Can you pull out each line of the data below that includes the word "virtual"?

Stored items from a collection:
--

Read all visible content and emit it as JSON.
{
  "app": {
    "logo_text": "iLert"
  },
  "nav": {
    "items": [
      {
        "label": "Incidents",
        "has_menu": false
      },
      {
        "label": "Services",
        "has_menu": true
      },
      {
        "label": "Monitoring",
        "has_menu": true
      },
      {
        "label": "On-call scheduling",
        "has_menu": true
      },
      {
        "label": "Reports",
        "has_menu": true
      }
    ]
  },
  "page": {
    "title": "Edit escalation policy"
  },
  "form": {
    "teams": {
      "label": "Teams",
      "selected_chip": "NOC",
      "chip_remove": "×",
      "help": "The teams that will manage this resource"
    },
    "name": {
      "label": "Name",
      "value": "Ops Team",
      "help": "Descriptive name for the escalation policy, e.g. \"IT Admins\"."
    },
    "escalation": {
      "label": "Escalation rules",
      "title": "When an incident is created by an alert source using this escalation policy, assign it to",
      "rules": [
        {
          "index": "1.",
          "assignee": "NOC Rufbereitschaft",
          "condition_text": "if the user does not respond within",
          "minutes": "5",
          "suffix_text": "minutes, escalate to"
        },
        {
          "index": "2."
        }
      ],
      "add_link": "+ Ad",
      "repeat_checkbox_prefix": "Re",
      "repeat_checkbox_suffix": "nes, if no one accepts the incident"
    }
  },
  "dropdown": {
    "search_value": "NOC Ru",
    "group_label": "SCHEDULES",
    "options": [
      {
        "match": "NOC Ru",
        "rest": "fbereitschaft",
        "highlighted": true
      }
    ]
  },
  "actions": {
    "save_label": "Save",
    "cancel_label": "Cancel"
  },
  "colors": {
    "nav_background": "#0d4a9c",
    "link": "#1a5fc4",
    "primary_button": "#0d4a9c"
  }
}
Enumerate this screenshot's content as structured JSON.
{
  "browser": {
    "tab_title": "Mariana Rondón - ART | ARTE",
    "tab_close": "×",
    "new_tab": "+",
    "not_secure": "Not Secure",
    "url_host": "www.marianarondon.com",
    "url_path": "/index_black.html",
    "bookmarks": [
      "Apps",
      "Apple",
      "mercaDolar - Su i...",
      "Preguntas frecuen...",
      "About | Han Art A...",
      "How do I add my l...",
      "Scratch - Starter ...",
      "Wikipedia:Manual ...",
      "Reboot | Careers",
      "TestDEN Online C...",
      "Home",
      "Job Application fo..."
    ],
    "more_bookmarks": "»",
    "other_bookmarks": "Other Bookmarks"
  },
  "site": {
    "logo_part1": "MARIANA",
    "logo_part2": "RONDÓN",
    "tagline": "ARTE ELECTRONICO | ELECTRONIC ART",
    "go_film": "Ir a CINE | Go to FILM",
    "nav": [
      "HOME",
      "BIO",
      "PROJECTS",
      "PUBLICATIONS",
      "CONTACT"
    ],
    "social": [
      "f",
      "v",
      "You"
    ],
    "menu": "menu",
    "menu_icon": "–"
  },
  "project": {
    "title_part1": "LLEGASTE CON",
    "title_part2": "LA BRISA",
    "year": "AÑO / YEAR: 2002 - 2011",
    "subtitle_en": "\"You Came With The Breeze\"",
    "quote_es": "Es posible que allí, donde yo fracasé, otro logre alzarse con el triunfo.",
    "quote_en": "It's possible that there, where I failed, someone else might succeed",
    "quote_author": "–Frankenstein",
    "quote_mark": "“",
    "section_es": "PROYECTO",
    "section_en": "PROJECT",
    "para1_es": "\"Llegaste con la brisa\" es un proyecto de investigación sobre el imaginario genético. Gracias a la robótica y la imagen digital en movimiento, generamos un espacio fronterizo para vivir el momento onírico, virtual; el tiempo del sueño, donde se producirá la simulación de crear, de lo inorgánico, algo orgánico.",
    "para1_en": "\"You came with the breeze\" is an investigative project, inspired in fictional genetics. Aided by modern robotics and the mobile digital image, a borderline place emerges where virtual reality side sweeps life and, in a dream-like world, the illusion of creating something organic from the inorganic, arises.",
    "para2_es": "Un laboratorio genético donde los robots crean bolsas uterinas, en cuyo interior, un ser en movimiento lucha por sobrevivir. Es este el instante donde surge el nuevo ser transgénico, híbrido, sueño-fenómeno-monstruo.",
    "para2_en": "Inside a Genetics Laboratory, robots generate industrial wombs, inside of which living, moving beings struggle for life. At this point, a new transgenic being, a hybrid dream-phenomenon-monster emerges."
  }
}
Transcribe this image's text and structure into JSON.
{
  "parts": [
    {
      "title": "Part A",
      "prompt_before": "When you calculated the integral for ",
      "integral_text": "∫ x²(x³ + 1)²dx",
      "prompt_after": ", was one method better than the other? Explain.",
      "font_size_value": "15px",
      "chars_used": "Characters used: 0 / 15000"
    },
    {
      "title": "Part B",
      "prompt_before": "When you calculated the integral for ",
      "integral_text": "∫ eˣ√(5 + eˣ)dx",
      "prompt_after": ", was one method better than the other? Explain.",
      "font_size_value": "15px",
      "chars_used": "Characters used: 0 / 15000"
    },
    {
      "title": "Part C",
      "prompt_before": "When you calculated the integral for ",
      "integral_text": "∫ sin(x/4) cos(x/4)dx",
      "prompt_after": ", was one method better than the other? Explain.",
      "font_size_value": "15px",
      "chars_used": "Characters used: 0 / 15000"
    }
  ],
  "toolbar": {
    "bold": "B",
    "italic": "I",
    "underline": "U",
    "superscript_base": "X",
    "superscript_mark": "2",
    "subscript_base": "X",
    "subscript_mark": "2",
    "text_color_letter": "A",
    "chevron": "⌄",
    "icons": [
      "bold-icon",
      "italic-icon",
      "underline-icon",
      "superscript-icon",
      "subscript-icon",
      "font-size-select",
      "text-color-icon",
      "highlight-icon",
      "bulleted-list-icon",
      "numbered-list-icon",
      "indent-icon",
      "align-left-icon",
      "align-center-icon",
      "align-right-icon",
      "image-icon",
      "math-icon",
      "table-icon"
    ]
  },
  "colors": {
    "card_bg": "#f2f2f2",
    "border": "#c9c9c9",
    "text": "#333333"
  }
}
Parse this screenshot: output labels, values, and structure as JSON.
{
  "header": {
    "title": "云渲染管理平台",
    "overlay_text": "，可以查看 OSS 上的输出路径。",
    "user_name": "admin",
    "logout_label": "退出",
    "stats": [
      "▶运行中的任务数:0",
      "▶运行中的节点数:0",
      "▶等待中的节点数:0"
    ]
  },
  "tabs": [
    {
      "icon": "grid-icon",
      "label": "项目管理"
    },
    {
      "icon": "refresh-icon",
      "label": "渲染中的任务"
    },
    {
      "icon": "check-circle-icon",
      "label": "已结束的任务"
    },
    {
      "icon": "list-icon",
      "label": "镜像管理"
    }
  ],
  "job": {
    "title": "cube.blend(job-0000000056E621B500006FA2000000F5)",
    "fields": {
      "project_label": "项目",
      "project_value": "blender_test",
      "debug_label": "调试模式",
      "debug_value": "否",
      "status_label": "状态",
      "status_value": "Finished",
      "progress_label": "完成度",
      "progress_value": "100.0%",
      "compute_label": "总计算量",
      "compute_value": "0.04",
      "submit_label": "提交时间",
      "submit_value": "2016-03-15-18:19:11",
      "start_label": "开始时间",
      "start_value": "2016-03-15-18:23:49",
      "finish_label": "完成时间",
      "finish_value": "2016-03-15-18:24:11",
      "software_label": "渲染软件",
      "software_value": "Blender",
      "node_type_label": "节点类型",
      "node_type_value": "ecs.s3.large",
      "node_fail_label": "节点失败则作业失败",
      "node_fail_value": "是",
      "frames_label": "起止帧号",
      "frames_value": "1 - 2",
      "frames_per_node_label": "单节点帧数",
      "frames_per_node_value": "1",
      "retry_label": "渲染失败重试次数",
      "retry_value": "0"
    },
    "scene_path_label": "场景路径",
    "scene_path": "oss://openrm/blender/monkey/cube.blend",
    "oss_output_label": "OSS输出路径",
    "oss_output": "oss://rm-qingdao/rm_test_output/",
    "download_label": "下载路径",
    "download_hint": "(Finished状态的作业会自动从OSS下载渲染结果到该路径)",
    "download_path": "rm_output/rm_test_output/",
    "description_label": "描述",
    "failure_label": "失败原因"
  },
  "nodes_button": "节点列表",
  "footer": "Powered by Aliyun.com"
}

--

THE REPLY:
    "para1_es": "\"Llegaste con la brisa\" es un proyecto de investigación sobre el imaginario genético. Gracias a la robótica y la imagen digital en movimiento, generamos un espacio fronterizo para vivir el momento onírico, virtual; el tiempo del sueño, donde se producirá la simulación de crear, de lo inorgánico, algo orgánico.",
    "para1_en": "\"You came with the breeze\" is an investigative project, inspired in fictional genetics. Aided by modern robotics and the mobile digital image, a borderline place emerges where virtual reality side sweeps life and, in a dream-like world, the illusion of creating something organic from the inorganic, arises.",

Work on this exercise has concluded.